Task to complete: Transcribe all of the material exactly.

Supplied records:

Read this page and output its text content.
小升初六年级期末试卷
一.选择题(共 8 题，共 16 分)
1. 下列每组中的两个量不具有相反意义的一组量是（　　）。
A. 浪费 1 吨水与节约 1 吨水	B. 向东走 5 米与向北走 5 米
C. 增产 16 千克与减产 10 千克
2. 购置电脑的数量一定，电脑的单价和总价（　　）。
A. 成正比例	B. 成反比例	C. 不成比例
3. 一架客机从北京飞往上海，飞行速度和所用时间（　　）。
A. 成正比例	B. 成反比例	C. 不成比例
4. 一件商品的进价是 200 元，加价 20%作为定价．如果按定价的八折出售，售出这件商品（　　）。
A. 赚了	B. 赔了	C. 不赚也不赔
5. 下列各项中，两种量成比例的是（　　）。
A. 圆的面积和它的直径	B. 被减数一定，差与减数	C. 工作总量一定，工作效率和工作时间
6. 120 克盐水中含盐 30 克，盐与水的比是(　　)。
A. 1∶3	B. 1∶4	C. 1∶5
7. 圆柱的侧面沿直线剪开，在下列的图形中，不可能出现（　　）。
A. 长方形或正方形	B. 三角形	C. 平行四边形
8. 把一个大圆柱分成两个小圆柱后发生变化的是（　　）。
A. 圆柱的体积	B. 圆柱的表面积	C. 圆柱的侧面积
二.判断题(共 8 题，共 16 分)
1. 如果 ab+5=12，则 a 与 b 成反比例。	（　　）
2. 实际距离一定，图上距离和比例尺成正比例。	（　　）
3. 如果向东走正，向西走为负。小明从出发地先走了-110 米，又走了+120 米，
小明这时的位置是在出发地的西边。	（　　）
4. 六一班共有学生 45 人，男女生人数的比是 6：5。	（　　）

Solution:
Read this page and output its text content.
小升初六年级期末试卷
一.选择题(共 8 题，共 16 分)
1. 下列每组中的两个量不具有相反意义的一组量是（　　）。
A. 浪费 1 吨水与节约 1 吨水	B. 向东走 5 米与向北走 5 米
C. 增产 16 千克与减产 10 千克
2. 购置电脑的数量一定，电脑的单价和总价（　　）。
A. 成正比例	B. 成反比例	C. 不成比例
3. 一架客机从北京飞往上海，飞行速度和所用时间（　　）。
A. 成正比例	B. 成反比例	C. 不成比例
4. 一件商品的进价是 200 元，加价 20%作为定价．如果按定价的八折出售，售出这件商品（　　）。
A. 赚了	B. 赔了	C. 不赚也不赔
5. 下列各项中，两种量成比例的是（　　）。
A. 圆的面积和它的直径	B. 被减数一定，差与减数	C. 工作总量一定，工作效率和工作时间
6. 120 克盐水中含盐 30 克，盐与水的比是(　　)。
A. 1∶3	B. 1∶4	C. 1∶5
7. 圆柱的侧面沿直线剪开，在下列的图形中，不可能出现（　　）。
A. 长方形或正方形	B. 三角形	C. 平行四边形
8. 把一个大圆柱分成两个小圆柱后发生变化的是（　　）。
A. 圆柱的体积	B. 圆柱的表面积	C. 圆柱的侧面积
二.判断题(共 8 题，共 16 分)
1. 如果 ab+5=12，则 a 与 b 成反比例。	（　　）
2. 实际距离一定，图上距离和比例尺成正比例。	（　　）
3. 如果向东走正，向西走为负。小明从出发地先走了-110 米，又走了+120 米，
小明这时的位置是在出发地的西边。	（　　）
4. 六一班共有学生 45 人，男女生人数的比是 6：5。	（　　）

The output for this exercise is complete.